**Task data**
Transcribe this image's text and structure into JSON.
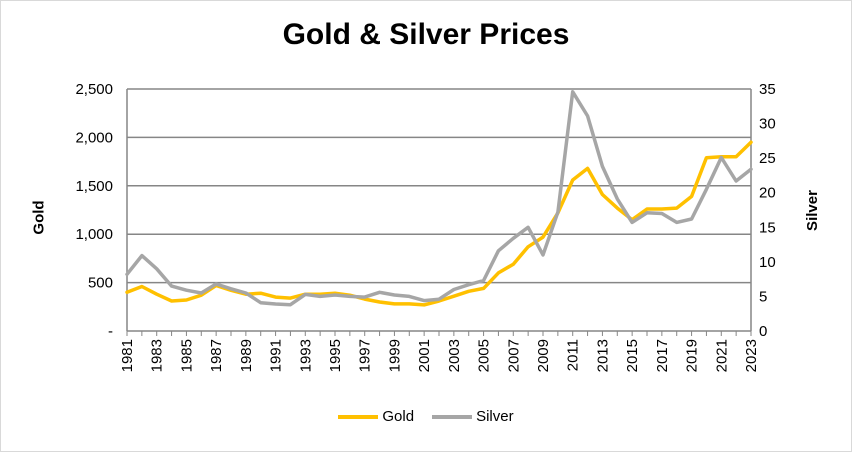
{
  "chart_data": {
    "type": "line",
    "title": "Gold & Silver Prices",
    "y_left_label": "Gold",
    "y_right_label": "Silver",
    "y_left_ticks": [
      "-",
      "500",
      "1,000",
      "1,500",
      "2,000",
      "2,500"
    ],
    "y_right_ticks": [
      "0",
      "5",
      "10",
      "15",
      "20",
      "25",
      "30",
      "35"
    ],
    "y_left_range": [
      0,
      2500
    ],
    "y_right_range": [
      0,
      35
    ],
    "x_tick_labels": [
      "1981",
      "1983",
      "1985",
      "1987",
      "1989",
      "1991",
      "1993",
      "1995",
      "1997",
      "1999",
      "2001",
      "2003",
      "2005",
      "2007",
      "2009",
      "2011",
      "2013",
      "2015",
      "2017",
      "2019",
      "2021",
      "2023"
    ],
    "grid": "horizontal",
    "legend_position": "bottom",
    "x": [
      1981,
      1982,
      1983,
      1984,
      1985,
      1986,
      1987,
      1988,
      1989,
      1990,
      1991,
      1992,
      1993,
      1994,
      1995,
      1996,
      1997,
      1998,
      1999,
      2000,
      2001,
      2002,
      2003,
      2004,
      2005,
      2006,
      2007,
      2008,
      2009,
      2010,
      2011,
      2012,
      2013,
      2014,
      2015,
      2016,
      2017,
      2018,
      2019,
      2020,
      2021,
      2022,
      2023
    ],
    "series": [
      {
        "name": "Gold",
        "axis": "left",
        "color": "#ffc000",
        "values": [
          400,
          460,
          380,
          310,
          320,
          370,
          470,
          420,
          380,
          390,
          350,
          340,
          380,
          380,
          390,
          370,
          330,
          300,
          280,
          280,
          270,
          310,
          360,
          410,
          440,
          600,
          690,
          870,
          970,
          1220,
          1560,
          1680,
          1410,
          1270,
          1150,
          1260,
          1260,
          1270,
          1390,
          1790,
          1800,
          1800,
          1950
        ]
      },
      {
        "name": "Silver",
        "axis": "right",
        "color": "#a6a6a6",
        "values": [
          8.2,
          10.9,
          9.0,
          6.5,
          5.9,
          5.5,
          6.8,
          6.1,
          5.5,
          4.1,
          3.9,
          3.8,
          5.3,
          5.0,
          5.2,
          5.0,
          4.9,
          5.6,
          5.2,
          5.0,
          4.4,
          4.6,
          6.0,
          6.7,
          7.3,
          11.6,
          13.4,
          15.0,
          11.0,
          17.2,
          34.6,
          31.1,
          23.8,
          19.1,
          15.7,
          17.1,
          17.0,
          15.7,
          16.2,
          20.5,
          25.1,
          21.7,
          23.4
        ]
      }
    ]
  }
}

**Exercise aim**
Transcribe the preceding listing in its entirety and with exact wording, leaving out pictures.

**Output of the exercise**
Transcribe this image's text and structure into JSON.
{
  "chart_data": {
    "type": "line",
    "title": "Gold & Silver Prices",
    "y_left_label": "Gold",
    "y_right_label": "Silver",
    "y_left_ticks": [
      "-",
      "500",
      "1,000",
      "1,500",
      "2,000",
      "2,500"
    ],
    "y_right_ticks": [
      "0",
      "5",
      "10",
      "15",
      "20",
      "25",
      "30",
      "35"
    ],
    "y_left_range": [
      0,
      2500
    ],
    "y_right_range": [
      0,
      35
    ],
    "x_tick_labels": [
      "1981",
      "1983",
      "1985",
      "1987",
      "1989",
      "1991",
      "1993",
      "1995",
      "1997",
      "1999",
      "2001",
      "2003",
      "2005",
      "2007",
      "2009",
      "2011",
      "2013",
      "2015",
      "2017",
      "2019",
      "2021",
      "2023"
    ],
    "grid": "horizontal",
    "legend_position": "bottom",
    "x": [
      1981,
      1982,
      1983,
      1984,
      1985,
      1986,
      1987,
      1988,
      1989,
      1990,
      1991,
      1992,
      1993,
      1994,
      1995,
      1996,
      1997,
      1998,
      1999,
      2000,
      2001,
      2002,
      2003,
      2004,
      2005,
      2006,
      2007,
      2008,
      2009,
      2010,
      2011,
      2012,
      2013,
      2014,
      2015,
      2016,
      2017,
      2018,
      2019,
      2020,
      2021,
      2022,
      2023
    ],
    "series": [
      {
        "name": "Gold",
        "axis": "left",
        "color": "#ffc000",
        "values": [
          400,
          460,
          380,
          310,
          320,
          370,
          470,
          420,
          380,
          390,
          350,
          340,
          380,
          380,
          390,
          370,
          330,
          300,
          280,
          280,
          270,
          310,
          360,
          410,
          440,
          600,
          690,
          870,
          970,
          1220,
          1560,
          1680,
          1410,
          1270,
          1150,
          1260,
          1260,
          1270,
          1390,
          1790,
          1800,
          1800,
          1950
        ]
      },
      {
        "name": "Silver",
        "axis": "right",
        "color": "#a6a6a6",
        "values": [
          8.2,
          10.9,
          9.0,
          6.5,
          5.9,
          5.5,
          6.8,
          6.1,
          5.5,
          4.1,
          3.9,
          3.8,
          5.3,
          5.0,
          5.2,
          5.0,
          4.9,
          5.6,
          5.2,
          5.0,
          4.4,
          4.6,
          6.0,
          6.7,
          7.3,
          11.6,
          13.4,
          15.0,
          11.0,
          17.2,
          34.6,
          31.1,
          23.8,
          19.1,
          15.7,
          17.1,
          17.0,
          15.7,
          16.2,
          20.5,
          25.1,
          21.7,
          23.4
        ]
      }
    ]
  }
}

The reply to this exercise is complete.